WHAT NEEDS TO BE DONE: Find every line in the records that holds the string "through". Copy each one.

☆ ☆ ☆ ☆

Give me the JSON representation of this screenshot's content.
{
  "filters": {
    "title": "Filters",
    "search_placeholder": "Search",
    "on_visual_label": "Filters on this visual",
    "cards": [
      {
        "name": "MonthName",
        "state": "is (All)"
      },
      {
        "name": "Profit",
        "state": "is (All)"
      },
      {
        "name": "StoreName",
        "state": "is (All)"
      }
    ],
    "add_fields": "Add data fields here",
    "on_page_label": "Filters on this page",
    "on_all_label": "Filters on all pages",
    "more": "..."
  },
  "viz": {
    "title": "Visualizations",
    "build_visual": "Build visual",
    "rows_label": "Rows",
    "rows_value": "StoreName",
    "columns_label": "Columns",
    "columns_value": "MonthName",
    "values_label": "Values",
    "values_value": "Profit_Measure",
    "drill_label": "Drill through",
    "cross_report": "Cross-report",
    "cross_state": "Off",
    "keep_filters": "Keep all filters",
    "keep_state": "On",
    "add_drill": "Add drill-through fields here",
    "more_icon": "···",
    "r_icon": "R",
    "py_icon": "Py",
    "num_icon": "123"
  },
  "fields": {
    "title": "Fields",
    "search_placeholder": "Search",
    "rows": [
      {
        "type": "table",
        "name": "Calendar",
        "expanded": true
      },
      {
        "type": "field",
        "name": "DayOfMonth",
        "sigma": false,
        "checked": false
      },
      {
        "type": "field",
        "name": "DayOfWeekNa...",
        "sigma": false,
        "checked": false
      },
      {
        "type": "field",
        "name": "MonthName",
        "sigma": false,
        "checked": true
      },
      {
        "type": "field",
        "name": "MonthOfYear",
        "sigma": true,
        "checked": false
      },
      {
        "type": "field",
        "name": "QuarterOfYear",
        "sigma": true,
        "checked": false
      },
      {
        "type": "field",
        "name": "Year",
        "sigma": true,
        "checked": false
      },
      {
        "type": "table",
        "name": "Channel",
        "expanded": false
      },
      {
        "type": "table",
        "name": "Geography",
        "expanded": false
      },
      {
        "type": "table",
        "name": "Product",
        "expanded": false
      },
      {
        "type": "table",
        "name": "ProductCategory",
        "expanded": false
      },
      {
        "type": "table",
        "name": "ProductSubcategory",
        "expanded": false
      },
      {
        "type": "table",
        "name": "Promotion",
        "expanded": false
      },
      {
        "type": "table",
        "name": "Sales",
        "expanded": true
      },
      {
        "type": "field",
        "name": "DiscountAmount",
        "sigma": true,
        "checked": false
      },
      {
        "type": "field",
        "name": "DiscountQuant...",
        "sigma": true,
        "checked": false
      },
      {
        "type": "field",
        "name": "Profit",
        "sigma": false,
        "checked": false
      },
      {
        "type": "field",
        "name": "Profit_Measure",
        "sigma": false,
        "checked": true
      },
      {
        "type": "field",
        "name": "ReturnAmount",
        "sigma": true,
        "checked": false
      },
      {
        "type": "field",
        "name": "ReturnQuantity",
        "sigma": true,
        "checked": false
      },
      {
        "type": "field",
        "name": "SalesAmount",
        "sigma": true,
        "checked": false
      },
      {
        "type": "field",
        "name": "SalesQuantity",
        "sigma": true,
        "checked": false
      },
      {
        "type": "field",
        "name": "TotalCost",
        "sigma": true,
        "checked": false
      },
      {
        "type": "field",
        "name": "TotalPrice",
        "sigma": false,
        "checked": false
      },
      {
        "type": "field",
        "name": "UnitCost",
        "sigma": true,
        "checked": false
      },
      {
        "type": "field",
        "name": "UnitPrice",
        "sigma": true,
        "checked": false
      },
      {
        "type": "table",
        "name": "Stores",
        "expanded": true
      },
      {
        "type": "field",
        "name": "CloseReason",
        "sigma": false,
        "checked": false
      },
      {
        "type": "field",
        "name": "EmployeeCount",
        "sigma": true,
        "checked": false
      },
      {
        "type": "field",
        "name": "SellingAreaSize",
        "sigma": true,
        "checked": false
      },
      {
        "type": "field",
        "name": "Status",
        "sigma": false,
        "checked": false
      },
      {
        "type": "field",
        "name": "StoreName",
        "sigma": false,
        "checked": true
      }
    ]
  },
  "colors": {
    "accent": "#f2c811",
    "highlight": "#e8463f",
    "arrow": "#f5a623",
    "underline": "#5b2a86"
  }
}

☆ ☆ ☆ ☆

TASK OUTPUT:
    "drill_label": "Drill through",
    "add_drill": "Add drill-through fields here",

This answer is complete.